──────── Records shown ────────

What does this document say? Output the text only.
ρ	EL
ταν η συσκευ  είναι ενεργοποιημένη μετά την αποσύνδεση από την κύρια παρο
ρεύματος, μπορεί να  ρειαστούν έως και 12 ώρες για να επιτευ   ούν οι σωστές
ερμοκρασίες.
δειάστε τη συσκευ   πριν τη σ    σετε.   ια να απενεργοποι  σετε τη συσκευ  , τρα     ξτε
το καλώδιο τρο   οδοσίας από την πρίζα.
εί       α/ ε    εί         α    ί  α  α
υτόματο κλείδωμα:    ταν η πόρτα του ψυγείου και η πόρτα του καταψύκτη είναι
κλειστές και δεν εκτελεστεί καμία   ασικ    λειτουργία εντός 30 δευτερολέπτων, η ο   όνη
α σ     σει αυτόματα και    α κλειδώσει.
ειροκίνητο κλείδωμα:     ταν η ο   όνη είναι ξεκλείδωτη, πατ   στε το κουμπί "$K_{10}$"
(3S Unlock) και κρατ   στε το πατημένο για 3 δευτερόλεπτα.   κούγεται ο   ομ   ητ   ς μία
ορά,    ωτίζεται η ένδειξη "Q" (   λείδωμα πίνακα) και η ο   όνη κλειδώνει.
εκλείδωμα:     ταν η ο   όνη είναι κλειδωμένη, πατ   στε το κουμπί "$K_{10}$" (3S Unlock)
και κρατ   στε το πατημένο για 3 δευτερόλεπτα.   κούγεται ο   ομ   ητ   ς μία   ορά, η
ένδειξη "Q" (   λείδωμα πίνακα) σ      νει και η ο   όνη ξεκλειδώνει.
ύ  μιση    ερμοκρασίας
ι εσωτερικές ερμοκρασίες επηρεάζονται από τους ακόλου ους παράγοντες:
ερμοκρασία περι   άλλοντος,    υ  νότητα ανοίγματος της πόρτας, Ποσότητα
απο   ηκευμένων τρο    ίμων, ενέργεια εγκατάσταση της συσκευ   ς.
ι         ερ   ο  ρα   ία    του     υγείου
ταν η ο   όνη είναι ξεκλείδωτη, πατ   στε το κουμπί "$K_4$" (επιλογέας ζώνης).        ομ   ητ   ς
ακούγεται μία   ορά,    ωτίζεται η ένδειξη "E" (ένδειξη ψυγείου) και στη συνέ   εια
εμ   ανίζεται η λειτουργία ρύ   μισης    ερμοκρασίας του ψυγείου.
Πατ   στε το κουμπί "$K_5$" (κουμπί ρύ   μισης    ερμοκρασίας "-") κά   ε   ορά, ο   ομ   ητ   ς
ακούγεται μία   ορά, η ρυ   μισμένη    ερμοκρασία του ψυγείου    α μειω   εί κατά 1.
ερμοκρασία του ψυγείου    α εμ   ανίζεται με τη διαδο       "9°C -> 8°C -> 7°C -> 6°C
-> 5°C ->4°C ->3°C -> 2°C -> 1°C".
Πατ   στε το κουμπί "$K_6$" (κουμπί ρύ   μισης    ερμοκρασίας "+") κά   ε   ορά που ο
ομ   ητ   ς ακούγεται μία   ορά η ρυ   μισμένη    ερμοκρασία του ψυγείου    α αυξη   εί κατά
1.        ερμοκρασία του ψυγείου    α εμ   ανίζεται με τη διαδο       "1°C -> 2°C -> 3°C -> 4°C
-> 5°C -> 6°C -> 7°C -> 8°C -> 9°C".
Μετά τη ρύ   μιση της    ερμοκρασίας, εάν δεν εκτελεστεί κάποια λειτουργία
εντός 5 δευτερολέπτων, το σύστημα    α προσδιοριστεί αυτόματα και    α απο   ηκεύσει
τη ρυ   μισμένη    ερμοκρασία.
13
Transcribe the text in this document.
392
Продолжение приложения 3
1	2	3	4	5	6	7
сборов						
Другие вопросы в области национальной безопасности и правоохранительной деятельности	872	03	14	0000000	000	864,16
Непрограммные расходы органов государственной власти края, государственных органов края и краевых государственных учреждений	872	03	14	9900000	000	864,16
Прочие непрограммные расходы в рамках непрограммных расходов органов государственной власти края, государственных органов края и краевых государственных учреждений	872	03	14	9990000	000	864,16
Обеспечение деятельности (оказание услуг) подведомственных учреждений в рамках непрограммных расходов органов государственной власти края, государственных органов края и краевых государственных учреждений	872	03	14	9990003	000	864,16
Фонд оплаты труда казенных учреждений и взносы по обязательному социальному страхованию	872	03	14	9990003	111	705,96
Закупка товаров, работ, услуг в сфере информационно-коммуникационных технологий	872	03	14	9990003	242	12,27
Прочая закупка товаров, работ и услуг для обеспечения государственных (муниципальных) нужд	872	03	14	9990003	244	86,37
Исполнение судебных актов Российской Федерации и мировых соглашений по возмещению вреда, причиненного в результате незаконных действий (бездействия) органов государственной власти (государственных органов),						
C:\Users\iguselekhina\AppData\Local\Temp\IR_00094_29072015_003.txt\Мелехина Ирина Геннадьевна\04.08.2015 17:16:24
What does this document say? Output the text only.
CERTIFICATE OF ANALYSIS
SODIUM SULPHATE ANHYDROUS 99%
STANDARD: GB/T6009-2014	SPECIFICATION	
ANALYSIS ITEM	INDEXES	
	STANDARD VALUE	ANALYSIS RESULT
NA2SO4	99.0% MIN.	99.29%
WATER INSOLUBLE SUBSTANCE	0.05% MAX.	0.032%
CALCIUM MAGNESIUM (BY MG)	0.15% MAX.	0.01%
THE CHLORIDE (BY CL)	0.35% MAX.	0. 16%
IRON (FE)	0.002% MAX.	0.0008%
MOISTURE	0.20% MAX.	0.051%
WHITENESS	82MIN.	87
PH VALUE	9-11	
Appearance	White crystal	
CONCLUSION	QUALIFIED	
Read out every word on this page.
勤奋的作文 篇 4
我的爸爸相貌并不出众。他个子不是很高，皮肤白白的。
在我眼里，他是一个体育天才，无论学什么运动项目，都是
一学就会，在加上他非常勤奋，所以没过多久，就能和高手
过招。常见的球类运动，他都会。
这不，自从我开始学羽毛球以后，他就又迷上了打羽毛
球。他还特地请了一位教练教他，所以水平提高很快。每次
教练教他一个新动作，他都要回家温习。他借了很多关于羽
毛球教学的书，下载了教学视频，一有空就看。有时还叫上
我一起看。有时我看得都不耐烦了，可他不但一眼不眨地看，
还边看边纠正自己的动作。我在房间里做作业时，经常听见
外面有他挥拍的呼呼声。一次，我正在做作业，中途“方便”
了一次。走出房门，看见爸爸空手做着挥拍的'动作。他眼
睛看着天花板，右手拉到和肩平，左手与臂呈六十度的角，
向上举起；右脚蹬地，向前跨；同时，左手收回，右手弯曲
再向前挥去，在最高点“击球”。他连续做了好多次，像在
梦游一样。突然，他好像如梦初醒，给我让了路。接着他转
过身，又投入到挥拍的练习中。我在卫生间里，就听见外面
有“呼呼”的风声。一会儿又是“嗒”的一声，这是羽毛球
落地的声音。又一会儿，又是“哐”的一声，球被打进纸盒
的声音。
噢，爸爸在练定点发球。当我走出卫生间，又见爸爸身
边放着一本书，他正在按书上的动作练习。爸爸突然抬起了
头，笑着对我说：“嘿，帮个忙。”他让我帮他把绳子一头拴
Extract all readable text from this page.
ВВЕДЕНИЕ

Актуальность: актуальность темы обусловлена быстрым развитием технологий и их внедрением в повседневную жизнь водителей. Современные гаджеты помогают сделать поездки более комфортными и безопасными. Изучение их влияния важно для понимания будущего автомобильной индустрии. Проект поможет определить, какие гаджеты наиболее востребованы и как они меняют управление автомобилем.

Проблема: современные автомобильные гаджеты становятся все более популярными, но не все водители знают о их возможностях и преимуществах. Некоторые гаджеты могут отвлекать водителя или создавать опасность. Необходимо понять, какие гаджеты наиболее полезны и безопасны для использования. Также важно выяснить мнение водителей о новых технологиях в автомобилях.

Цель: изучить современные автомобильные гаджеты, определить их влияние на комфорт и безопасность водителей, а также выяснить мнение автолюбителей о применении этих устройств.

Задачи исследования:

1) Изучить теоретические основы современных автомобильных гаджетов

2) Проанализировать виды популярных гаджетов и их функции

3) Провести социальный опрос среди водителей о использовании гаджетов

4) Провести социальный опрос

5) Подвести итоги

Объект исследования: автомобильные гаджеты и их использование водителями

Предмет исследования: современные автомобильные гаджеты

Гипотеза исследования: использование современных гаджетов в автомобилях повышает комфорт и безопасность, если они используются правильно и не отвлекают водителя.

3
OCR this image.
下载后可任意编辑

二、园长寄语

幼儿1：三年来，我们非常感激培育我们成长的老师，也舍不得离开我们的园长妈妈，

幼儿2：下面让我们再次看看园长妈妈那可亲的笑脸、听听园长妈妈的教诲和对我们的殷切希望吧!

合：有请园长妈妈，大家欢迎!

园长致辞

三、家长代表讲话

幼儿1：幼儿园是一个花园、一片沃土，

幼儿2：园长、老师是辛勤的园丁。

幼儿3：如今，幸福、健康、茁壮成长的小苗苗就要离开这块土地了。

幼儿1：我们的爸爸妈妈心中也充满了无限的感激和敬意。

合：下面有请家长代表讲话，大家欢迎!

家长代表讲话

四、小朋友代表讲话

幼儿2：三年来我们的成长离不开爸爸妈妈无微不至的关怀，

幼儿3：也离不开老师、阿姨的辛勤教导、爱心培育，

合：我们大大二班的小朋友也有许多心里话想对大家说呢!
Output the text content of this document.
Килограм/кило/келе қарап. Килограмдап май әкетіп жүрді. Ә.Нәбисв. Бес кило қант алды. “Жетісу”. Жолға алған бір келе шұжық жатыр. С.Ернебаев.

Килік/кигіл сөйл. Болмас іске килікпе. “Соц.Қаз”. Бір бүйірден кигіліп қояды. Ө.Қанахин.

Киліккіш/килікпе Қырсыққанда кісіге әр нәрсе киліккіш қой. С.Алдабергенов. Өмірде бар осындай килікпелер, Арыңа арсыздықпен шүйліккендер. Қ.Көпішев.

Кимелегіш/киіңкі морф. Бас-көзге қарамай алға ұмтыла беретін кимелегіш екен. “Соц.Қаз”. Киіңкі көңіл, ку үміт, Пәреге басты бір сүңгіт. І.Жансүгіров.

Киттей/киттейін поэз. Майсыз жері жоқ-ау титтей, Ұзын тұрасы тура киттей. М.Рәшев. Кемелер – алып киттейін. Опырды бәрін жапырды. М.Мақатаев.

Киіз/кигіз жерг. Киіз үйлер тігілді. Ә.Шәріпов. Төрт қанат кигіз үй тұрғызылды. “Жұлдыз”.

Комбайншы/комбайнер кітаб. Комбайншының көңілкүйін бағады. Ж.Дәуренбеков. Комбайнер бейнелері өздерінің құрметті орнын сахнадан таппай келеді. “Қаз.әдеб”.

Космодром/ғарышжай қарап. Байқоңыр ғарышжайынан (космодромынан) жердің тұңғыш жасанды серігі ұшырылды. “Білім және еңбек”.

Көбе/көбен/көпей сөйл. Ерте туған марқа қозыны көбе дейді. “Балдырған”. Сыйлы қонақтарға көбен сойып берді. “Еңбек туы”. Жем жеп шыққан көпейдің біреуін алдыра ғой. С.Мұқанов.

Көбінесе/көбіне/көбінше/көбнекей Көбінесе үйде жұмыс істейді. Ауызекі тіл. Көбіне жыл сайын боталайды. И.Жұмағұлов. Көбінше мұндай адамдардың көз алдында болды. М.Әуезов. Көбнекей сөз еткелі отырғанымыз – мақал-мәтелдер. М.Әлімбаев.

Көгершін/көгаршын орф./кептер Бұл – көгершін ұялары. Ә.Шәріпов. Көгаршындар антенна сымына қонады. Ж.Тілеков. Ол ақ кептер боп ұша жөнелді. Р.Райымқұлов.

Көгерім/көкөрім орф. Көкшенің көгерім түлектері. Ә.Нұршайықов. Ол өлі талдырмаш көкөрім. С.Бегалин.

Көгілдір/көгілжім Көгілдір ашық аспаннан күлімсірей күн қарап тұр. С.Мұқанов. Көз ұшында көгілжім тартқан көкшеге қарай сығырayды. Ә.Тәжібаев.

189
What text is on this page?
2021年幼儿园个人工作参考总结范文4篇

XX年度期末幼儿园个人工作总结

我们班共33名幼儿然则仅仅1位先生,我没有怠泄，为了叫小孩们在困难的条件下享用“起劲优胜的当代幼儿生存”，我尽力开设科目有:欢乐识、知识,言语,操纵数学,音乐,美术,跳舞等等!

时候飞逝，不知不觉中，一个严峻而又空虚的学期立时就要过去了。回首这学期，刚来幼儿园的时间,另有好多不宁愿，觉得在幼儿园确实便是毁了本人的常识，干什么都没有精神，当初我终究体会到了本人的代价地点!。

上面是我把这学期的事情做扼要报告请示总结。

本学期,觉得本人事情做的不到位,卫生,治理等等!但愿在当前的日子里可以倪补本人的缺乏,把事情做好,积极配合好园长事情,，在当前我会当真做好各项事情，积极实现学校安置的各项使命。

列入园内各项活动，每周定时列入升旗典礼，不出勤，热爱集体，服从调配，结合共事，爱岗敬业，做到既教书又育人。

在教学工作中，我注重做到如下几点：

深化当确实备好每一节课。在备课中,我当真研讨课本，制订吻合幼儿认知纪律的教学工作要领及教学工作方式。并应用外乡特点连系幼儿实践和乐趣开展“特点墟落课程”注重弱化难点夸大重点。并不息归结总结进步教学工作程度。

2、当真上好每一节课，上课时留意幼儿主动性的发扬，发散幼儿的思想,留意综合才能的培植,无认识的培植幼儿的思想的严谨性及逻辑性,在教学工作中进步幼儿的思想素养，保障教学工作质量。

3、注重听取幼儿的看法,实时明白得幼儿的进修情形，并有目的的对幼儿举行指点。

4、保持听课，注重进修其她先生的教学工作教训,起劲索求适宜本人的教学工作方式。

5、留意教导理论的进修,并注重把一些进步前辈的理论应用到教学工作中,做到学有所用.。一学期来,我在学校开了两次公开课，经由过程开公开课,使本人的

────────

** Prompt **
Collect the complete line wherever the string "συσκευ" appears in the records.

** Final answer **
ταν η συσκευ  είναι ενεργοποιημένη μετά την αποσύνδεση από την κύρια παρο
δειάστε τη συσκευ   πριν τη σ    σετε.   ια να απενεργοποι  σετε τη συσκευ  , τρα     ξτε
απο   ηκευμένων τρο    ίμων, ενέργεια εγκατάσταση της συσκευ   ς.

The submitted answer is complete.